> [Dataset records]

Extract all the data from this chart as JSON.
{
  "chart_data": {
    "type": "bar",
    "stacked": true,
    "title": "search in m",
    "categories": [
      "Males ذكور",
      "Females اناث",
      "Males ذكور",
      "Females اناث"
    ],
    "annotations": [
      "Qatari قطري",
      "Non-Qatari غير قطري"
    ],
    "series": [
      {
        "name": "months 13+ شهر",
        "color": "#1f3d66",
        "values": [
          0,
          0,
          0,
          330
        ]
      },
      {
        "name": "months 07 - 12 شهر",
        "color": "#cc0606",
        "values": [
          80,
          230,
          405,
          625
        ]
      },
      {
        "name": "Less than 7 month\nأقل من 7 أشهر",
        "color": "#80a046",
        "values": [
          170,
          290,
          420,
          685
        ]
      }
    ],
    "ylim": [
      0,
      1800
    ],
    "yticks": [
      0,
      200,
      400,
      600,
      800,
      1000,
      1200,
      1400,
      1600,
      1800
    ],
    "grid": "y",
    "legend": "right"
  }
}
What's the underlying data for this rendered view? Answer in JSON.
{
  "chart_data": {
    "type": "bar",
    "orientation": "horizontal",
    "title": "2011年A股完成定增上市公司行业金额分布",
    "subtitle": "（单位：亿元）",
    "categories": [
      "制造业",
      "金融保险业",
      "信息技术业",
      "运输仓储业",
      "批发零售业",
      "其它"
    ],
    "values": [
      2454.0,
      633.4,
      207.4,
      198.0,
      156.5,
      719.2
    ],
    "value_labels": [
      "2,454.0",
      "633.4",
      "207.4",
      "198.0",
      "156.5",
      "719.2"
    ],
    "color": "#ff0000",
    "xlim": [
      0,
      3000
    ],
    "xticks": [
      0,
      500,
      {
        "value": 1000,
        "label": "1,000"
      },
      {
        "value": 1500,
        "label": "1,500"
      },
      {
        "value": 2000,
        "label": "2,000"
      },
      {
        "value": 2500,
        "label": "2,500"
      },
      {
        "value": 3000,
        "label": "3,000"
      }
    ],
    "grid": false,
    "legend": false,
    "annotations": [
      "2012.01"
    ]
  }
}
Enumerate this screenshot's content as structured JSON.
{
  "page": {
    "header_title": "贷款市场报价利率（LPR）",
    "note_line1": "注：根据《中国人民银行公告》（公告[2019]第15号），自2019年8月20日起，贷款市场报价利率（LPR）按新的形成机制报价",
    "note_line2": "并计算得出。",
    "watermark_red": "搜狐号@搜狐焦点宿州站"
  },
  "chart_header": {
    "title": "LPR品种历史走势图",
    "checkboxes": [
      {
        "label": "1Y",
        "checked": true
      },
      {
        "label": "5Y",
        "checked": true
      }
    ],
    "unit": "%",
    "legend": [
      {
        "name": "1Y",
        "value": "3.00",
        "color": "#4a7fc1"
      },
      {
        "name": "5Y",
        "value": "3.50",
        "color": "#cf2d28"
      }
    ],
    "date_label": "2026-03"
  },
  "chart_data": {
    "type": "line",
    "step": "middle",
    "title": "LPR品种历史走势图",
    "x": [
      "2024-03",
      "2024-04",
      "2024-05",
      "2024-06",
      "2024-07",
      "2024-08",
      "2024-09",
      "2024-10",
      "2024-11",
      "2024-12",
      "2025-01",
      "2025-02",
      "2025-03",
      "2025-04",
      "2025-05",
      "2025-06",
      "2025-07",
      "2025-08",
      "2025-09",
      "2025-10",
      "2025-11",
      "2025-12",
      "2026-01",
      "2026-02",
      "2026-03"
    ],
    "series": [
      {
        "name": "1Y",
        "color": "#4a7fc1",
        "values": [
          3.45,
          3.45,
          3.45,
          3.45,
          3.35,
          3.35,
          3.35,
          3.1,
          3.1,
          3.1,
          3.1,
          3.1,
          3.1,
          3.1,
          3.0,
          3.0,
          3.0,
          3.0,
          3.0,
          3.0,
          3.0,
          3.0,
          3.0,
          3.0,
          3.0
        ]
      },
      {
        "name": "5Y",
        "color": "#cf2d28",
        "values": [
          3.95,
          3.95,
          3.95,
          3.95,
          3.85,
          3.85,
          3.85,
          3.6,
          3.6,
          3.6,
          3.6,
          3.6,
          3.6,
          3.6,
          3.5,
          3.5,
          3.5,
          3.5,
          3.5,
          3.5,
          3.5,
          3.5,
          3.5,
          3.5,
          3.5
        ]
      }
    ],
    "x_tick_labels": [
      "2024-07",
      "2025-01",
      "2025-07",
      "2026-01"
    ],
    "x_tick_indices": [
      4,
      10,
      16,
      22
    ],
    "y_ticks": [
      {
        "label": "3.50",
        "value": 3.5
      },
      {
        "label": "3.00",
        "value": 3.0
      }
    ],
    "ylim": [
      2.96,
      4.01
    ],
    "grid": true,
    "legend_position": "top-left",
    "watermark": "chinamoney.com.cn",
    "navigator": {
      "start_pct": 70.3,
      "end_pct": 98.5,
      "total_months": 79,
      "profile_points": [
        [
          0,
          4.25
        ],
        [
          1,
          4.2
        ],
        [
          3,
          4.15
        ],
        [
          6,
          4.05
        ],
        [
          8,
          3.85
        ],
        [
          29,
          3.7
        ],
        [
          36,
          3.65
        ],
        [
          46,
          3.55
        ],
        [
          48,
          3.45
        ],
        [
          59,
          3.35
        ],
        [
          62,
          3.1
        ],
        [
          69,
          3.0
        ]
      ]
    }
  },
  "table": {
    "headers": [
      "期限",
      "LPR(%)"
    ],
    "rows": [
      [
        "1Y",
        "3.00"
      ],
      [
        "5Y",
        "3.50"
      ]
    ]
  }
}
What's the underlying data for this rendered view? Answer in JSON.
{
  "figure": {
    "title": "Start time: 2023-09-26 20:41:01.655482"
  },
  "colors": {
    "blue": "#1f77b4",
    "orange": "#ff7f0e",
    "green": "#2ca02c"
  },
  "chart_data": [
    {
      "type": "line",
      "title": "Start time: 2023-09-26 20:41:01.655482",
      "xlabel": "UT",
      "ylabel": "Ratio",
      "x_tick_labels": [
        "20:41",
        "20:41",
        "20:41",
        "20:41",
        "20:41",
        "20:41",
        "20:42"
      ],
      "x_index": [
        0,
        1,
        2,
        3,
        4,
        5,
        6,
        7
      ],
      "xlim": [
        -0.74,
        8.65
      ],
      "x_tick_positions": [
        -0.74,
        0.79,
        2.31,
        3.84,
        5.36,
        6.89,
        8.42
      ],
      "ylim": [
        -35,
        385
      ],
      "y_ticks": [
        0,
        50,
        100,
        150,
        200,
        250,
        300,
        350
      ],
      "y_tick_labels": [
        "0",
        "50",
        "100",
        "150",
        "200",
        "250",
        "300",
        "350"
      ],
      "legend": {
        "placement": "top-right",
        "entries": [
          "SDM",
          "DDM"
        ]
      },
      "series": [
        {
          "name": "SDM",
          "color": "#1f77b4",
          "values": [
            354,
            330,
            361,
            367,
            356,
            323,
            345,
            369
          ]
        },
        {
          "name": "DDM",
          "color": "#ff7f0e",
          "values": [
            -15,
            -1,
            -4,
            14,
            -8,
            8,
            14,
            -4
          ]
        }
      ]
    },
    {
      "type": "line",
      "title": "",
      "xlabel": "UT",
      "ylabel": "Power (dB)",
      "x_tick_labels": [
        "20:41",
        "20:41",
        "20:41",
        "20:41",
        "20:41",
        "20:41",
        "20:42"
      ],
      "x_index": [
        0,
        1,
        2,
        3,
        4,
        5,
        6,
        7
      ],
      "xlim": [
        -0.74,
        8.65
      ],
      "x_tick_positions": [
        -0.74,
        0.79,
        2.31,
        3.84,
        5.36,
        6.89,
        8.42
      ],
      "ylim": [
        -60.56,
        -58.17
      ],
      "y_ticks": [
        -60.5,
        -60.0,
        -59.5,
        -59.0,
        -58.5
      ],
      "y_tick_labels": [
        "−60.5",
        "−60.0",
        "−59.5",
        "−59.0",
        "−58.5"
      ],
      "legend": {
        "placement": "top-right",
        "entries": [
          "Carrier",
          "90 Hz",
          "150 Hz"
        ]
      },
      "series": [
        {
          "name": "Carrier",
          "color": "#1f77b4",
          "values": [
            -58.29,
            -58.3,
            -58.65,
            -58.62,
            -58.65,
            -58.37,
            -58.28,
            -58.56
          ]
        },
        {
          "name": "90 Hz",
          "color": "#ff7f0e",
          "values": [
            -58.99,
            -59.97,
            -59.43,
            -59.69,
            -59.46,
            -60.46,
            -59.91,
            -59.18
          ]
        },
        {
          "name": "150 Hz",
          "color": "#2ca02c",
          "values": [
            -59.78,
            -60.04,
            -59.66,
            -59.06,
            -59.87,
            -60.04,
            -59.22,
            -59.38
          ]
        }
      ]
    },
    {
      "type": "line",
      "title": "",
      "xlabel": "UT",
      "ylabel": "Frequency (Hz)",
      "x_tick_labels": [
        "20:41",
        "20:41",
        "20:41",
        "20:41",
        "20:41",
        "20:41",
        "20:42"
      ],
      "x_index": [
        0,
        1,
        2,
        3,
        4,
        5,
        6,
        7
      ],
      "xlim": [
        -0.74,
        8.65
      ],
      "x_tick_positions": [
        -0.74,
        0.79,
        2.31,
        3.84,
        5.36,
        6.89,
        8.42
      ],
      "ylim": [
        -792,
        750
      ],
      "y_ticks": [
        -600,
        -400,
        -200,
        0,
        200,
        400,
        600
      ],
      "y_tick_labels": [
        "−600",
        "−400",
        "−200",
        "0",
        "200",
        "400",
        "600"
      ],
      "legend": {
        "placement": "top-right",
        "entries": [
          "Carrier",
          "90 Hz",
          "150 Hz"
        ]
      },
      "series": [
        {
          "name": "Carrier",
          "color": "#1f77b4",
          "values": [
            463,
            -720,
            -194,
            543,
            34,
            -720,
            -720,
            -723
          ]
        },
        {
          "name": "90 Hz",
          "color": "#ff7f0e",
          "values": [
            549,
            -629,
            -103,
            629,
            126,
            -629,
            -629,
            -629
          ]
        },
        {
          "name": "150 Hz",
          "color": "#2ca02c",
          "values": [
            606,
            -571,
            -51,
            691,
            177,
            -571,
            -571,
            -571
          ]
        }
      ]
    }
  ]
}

> [Exercise brief]
What is the number of lines in the data above that include the word "JSON"? Answer with that number only.

> [Solution to this exercise]
4